__ROWS__.
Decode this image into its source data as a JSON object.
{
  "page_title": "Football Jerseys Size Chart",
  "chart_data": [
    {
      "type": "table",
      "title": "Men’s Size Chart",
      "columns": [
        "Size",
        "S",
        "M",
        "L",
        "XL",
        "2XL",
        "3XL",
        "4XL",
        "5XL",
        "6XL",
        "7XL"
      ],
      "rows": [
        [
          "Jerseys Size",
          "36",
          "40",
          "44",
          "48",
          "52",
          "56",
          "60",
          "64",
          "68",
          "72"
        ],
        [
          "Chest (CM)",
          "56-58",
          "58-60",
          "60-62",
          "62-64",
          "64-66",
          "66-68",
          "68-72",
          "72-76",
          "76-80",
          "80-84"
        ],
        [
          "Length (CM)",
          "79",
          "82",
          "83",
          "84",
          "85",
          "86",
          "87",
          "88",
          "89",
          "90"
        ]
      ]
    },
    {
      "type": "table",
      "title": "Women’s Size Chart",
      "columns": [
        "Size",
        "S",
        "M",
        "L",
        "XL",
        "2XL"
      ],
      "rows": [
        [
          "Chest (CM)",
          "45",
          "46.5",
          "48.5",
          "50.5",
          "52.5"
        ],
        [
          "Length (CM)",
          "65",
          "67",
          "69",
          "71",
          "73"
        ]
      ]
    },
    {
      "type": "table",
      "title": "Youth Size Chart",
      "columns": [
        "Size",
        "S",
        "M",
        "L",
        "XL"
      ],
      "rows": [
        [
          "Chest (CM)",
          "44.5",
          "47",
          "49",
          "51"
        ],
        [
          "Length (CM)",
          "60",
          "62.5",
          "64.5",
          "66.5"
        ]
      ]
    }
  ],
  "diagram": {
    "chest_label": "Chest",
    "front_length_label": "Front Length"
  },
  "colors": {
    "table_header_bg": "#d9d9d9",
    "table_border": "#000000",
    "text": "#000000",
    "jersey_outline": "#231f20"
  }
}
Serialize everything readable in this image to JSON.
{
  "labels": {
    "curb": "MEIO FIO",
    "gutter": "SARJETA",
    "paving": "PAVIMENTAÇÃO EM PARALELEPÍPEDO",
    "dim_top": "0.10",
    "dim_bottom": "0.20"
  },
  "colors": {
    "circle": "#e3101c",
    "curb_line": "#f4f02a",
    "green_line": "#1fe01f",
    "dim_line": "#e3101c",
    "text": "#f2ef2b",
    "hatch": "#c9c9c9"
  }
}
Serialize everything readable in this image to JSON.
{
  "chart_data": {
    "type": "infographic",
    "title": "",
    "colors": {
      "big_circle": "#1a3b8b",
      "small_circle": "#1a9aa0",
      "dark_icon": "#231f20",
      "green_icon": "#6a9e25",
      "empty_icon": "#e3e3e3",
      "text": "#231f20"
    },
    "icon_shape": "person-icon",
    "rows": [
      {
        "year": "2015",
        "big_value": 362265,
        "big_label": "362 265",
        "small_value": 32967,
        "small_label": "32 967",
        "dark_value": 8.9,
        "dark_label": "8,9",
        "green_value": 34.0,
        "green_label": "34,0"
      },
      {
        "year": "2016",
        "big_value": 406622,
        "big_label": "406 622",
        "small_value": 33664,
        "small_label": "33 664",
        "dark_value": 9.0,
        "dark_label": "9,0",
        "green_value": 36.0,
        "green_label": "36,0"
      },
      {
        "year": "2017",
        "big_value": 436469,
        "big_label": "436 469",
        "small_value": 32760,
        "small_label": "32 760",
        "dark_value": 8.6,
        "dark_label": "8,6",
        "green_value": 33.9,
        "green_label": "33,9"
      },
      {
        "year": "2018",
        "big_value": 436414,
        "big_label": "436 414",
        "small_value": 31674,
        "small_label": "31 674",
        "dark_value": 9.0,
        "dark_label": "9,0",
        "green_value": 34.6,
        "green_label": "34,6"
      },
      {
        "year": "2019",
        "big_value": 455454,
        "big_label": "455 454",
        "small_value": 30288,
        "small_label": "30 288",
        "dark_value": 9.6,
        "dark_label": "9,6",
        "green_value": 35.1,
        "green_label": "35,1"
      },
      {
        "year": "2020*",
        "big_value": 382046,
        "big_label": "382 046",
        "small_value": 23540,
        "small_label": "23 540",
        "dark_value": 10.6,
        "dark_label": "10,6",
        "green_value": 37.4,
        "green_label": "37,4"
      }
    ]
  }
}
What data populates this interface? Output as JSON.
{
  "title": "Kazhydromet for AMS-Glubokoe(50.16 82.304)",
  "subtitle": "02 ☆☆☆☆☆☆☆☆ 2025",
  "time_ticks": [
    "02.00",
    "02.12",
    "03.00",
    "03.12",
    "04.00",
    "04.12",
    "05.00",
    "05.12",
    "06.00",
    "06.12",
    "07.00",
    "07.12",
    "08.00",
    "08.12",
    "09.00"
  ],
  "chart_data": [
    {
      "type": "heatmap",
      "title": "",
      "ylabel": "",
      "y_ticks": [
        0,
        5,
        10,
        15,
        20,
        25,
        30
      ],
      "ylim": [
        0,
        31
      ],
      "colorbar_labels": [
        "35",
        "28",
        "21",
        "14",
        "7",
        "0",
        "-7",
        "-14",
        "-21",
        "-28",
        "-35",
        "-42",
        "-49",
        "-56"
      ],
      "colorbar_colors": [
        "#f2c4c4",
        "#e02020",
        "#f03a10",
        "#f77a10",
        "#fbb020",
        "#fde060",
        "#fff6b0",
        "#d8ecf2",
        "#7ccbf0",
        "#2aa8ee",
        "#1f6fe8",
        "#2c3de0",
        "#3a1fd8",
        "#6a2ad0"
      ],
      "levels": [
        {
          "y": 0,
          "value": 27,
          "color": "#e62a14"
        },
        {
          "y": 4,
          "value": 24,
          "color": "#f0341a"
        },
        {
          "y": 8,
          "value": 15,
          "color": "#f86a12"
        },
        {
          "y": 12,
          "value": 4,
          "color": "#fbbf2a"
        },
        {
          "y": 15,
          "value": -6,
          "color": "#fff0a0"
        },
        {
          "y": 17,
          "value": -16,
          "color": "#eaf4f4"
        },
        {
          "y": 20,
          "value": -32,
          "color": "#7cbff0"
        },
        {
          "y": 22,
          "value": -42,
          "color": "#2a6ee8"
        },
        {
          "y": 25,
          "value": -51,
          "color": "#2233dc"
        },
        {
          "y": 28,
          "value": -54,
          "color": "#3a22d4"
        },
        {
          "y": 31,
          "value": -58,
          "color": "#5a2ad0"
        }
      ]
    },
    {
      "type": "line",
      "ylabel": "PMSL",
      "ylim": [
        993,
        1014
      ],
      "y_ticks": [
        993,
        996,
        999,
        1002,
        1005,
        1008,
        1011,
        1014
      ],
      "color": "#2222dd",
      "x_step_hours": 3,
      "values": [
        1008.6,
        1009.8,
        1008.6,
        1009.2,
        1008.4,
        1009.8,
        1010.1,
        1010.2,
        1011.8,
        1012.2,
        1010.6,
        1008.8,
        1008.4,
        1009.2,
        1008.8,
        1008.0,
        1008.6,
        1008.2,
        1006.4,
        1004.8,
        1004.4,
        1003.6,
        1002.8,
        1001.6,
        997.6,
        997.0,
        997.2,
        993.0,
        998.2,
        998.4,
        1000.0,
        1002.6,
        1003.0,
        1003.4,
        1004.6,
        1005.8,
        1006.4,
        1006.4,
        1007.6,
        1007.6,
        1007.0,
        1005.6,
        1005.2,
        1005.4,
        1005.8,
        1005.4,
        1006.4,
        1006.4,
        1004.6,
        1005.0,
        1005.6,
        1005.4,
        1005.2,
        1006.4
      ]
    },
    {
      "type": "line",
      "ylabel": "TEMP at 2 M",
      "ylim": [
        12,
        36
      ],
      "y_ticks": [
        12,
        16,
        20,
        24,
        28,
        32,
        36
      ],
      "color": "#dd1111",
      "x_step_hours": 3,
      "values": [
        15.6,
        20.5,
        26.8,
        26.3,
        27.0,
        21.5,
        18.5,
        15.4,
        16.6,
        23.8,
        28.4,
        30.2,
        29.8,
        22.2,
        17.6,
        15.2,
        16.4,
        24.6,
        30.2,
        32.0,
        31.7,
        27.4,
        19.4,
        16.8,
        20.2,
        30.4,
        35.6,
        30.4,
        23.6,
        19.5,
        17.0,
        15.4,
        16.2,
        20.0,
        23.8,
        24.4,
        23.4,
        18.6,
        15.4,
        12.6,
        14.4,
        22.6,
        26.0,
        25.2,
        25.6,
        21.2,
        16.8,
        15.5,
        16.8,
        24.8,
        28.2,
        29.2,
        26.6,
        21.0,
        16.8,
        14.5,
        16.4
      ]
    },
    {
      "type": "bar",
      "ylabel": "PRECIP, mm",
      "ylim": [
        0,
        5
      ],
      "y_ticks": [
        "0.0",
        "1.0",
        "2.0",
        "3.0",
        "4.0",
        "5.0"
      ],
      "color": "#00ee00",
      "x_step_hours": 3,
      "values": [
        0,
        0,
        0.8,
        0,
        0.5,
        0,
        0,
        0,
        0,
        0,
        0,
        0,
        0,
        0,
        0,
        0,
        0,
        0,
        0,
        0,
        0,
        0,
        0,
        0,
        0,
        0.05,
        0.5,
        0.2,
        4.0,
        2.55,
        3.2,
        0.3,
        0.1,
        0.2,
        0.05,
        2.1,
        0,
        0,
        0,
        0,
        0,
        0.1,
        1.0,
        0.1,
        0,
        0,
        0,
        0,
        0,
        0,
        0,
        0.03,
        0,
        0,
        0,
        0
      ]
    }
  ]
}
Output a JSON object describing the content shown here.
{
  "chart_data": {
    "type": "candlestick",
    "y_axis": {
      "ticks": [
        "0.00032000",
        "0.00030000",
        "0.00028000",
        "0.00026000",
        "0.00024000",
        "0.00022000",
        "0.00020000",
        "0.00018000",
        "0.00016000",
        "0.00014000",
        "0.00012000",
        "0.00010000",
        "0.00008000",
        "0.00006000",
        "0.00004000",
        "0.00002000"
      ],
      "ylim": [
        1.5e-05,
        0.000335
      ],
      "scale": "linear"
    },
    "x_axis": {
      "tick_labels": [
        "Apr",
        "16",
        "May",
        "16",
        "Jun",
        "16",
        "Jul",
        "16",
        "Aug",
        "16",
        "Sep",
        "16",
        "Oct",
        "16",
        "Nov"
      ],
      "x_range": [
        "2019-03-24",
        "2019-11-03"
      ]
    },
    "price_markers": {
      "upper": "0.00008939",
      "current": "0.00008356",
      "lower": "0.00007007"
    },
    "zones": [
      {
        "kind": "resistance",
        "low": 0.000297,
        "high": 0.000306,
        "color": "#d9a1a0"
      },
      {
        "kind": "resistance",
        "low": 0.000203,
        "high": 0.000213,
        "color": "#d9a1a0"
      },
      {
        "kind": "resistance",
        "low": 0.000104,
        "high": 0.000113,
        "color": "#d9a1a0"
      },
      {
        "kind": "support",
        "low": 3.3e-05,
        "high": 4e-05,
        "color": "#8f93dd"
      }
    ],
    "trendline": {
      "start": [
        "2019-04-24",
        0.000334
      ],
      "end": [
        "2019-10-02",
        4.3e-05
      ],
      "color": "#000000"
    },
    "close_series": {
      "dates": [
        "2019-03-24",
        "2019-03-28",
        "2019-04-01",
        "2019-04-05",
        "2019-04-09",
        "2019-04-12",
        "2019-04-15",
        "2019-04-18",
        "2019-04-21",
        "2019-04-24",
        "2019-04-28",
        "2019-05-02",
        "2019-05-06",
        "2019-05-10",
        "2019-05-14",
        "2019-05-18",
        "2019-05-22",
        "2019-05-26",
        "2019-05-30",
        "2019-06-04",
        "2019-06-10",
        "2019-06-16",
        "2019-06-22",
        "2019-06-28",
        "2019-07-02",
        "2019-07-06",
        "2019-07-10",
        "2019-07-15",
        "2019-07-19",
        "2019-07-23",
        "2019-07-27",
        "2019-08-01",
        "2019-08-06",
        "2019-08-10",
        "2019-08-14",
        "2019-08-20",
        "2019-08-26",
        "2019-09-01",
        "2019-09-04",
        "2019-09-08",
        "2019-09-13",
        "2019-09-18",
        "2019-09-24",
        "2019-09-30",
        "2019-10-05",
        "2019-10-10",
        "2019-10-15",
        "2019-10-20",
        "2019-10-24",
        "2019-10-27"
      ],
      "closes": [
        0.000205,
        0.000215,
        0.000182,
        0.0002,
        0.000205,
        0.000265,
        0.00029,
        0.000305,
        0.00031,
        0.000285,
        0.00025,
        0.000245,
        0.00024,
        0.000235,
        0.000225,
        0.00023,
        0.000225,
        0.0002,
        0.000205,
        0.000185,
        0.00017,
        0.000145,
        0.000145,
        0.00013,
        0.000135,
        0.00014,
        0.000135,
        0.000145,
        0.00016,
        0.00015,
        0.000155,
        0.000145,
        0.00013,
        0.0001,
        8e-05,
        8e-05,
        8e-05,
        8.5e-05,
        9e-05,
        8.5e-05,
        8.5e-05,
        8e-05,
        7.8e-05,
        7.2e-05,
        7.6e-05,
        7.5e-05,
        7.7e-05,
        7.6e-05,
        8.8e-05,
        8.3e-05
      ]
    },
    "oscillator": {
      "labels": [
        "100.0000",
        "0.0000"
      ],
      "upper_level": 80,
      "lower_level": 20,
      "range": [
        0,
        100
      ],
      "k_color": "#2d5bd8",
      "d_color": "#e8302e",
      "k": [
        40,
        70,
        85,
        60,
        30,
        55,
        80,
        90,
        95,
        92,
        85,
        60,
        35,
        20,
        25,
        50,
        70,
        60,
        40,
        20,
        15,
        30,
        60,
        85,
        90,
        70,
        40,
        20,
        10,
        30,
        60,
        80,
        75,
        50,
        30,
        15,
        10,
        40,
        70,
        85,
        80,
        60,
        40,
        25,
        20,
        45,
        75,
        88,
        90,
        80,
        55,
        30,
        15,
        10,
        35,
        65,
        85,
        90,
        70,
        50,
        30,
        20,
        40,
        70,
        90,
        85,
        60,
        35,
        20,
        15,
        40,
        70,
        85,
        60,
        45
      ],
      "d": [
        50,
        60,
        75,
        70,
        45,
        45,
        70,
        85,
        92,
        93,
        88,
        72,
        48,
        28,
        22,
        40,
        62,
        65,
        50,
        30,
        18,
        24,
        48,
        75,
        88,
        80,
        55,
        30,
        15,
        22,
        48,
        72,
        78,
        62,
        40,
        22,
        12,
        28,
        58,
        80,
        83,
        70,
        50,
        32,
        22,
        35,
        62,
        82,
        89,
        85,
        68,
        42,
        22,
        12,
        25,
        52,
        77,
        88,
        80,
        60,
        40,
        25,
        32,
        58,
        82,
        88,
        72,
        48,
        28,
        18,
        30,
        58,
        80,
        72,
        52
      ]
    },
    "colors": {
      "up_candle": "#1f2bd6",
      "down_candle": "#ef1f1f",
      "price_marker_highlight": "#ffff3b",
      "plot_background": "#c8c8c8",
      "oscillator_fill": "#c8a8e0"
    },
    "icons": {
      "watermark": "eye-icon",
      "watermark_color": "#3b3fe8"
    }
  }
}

__TO BE DONE__.
Search the entries for the string "Jerseys" and collect each line that has it.

__CORRECT RESPONSE__.
  "page_title": "Football Jerseys Size Chart",
          "Jerseys Size",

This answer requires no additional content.